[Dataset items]
= = = = = = =

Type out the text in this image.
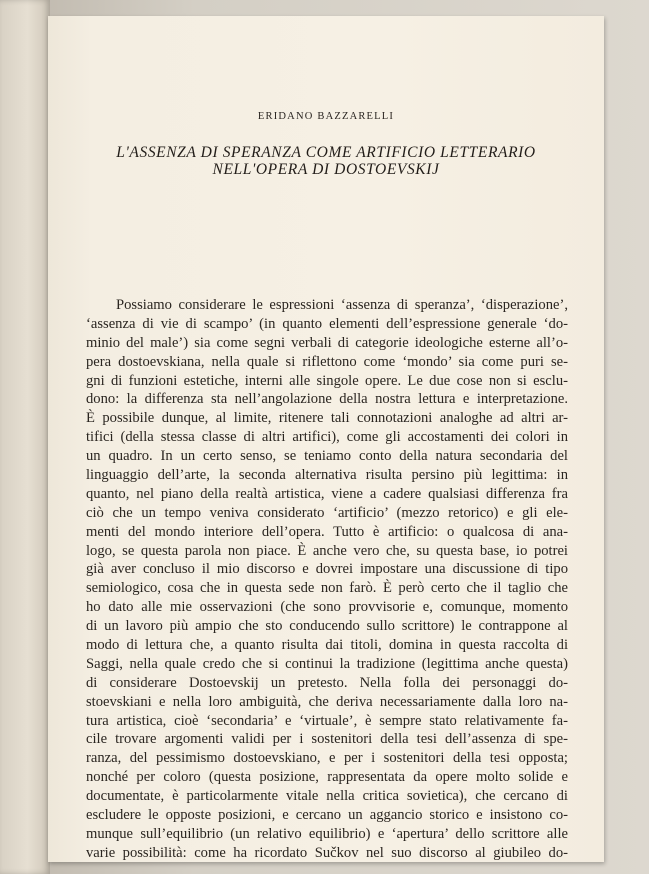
ERIDANO BAZZARELLI
L'ASSENZA DI SPERANZA COME ARTIFICIO LETTERARIO
NELL'OPERA DI DOSTOEVSKIJ
Possiamo considerare le espressioni ‘assenza di speranza’, ‘disperazione’,
‘assenza di vie di scampo’ (in quanto elementi dell’espressione generale ‘do-
minio del male’) sia come segni verbali di categorie ideologiche esterne all’o-
pera dostoevskiana, nella quale si riflettono come ‘mondo’ sia come puri se-
gni di funzioni estetiche, interni alle singole opere. Le due cose non si esclu-
dono: la differenza sta nell’angolazione della nostra lettura e interpretazione.
È possibile dunque, al limite, ritenere tali connotazioni analoghe ad altri ar-
tifici (della stessa classe di altri artifici), come gli accostamenti dei colori in
un quadro. In un certo senso, se teniamo conto della natura secondaria del
linguaggio dell’arte, la seconda alternativa risulta persino più legittima: in
quanto, nel piano della realtà artistica, viene a cadere qualsiasi differenza fra
ciò che un tempo veniva considerato ‘artificio’ (mezzo retorico) e gli ele-
menti del mondo interiore dell’opera. Tutto è artificio: o qualcosa di ana-
logo, se questa parola non piace. È anche vero che, su questa base, io potrei
già aver concluso il mio discorso e dovrei impostare una discussione di tipo
semiologico, cosa che in questa sede non farò. È però certo che il taglio che
ho dato alle mie osservazioni (che sono provvisorie e, comunque, momento
di un lavoro più ampio che sto conducendo sullo scrittore) le contrappone al
modo di lettura che, a quanto risulta dai titoli, domina in questa raccolta di
Saggi, nella quale credo che si continui la tradizione (legittima anche questa)
di considerare Dostoevskij un pretesto. Nella folla dei personaggi do-
stoevskiani e nella loro ambiguità, che deriva necessariamente dalla loro na-
tura artistica, cioè ‘secondaria’ e ‘virtuale’, è sempre stato relativamente fa-
cile trovare argomenti validi per i sostenitori della tesi dell’assenza di spe-
ranza, del pessimismo dostoevskiano, e per i sostenitori della tesi opposta;
nonché per coloro (questa posizione, rappresentata da opere molto solide e
documentate, è particolarmente vitale nella critica sovietica), che cercano di
escludere le opposte posizioni, e cercano un aggancio storico e insistono co-
munque sull’equilibrio (un relativo equilibrio) e ‘apertura’ dello scrittore alle
varie possibilità: come ha ricordato Sučkov nel suo discorso al giubileo do-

= = = = = = =

#### [Required work]
List every line above that holds the word "discorso".

#### [Response to the task]
già aver concluso il mio discorso e dovrei impostare una discussione di tipo
varie possibilità: come ha ricordato Sučkov nel suo discorso al giubileo do-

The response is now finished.